**PROVIDED TEXT:**
====
M. Hardy's aesthetics of disinvitation are reaffirmed by the fact that there does not appear to be an actual door. Getting inside requires more than galvanizing a certainty of one's metaphysical being; the determined shopper is forced to hurl her full body weight across panels of amber glass until a secret hinge eventually yields, allowing her to stumble inside, stripped of pride and balance. It is a somewhat Masonic experience; you realize that there were no witnesses to your fall from grace because everyone who works there seems to be somewhere in the back, and it's really dark in there (and therefore grace arguably never hath left you).
The floors are black leather strips cut and arranged to resemble wood planks; the benches are black powder-coated industrial I-beams. Gray shoebox-size cubes appear to have crystallized like raw lithium formations in corners of the space. This is where constellations of M. Hardy's signature items are displayed: unisex suede desert boots ($490) and high-top sneakers with Velcro ankle straps, in kicky flavors like heathery flannel, charcoal patent leather, gold lamé ($520).
====
**RECORDED DATA:**
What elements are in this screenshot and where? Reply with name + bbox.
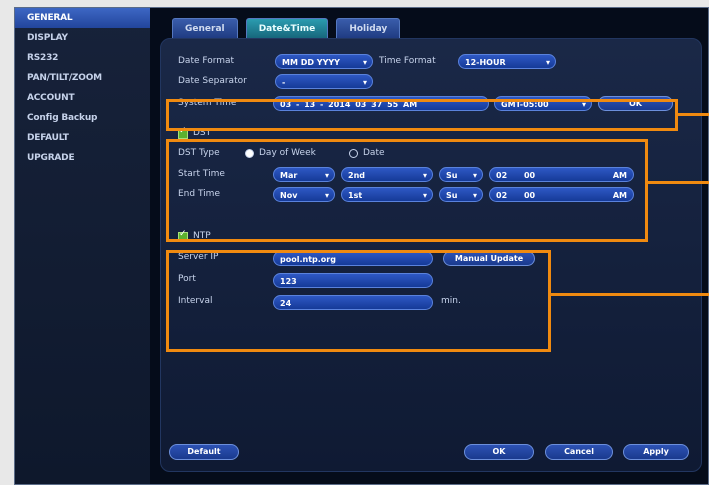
highlight-system-time-pointer: [676, 113, 709, 116]
date-format-select[interactable]: MM DD YYYY: [275, 54, 373, 69]
main-content: General Date&Time Holiday Date Format MM…: [150, 8, 708, 484]
highlight-ntp: [166, 250, 551, 352]
highlight-system-time: [166, 99, 678, 131]
sidebar: GENERAL DISPLAY RS232 PAN/TILT/ZOOM ACCO…: [15, 8, 151, 484]
sidebar-item-account[interactable]: ACCOUNT: [15, 88, 150, 108]
default-button[interactable]: Default: [169, 444, 239, 460]
highlight-ntp-pointer: [549, 293, 709, 296]
date-separator-label: Date Separator: [178, 76, 247, 86]
tab-bar: General Date&Time Holiday: [172, 16, 403, 40]
sidebar-item-display[interactable]: DISPLAY: [15, 28, 150, 48]
highlight-dst-pointer: [646, 181, 709, 184]
sidebar-item-upgrade[interactable]: UPGRADE: [15, 148, 150, 168]
tab-date-time[interactable]: Date&Time: [245, 18, 329, 40]
time-format-label: Time Format: [379, 56, 436, 66]
sidebar-item-rs232[interactable]: RS232: [15, 48, 150, 68]
date-separator-select[interactable]: -: [275, 74, 373, 89]
cancel-button[interactable]: Cancel: [545, 444, 613, 460]
time-format-select[interactable]: 12-HOUR: [458, 54, 556, 69]
sidebar-item-default[interactable]: DEFAULT: [15, 128, 150, 148]
sidebar-item-ptz[interactable]: PAN/TILT/ZOOM: [15, 68, 150, 88]
tab-general[interactable]: General: [172, 18, 238, 40]
settings-window: GENERAL DISPLAY RS232 PAN/TILT/ZOOM ACCO…: [14, 7, 709, 485]
sidebar-item-general[interactable]: GENERAL: [15, 8, 150, 28]
ok-button[interactable]: OK: [464, 444, 534, 460]
apply-button[interactable]: Apply: [623, 444, 689, 460]
tab-holiday[interactable]: Holiday: [336, 18, 401, 40]
sidebar-item-config-backup[interactable]: Config Backup: [15, 108, 150, 128]
highlight-dst: [166, 139, 648, 242]
date-format-label: Date Format: [178, 56, 235, 66]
====
**TO DO:**
- a) According to the passage about the M. Hardy shop, what are the shop's benches made of?
- b) Carry on the passage about the M. Hardy shop from the point where it ends.
The lines come from a separate source unrelated to the passage about the M. Hardy shop.

**RESPONSES PER TASK:**
- a) Black powder-coated industrial I-beams.

- b)
The staff, once inspired to participate, is particularly lovely and laid-back in that casually hospitable, elegant French way -- no fussiness or pretense, and a rather effortless way of dealing with customers.
At one point, I heard thumping and fluttering and looked toward the street, thinking that perhaps a rash of adolescent doves had performed a group suicide against the window. But no. An incognito Andy Samberg and a comely model-slash-actress seemed to be leaving mime handprints all over the glass, apparently having the same problem I had with the Zen koan of the doorless door. We watched in silence until they passed the initiation and lurched inside.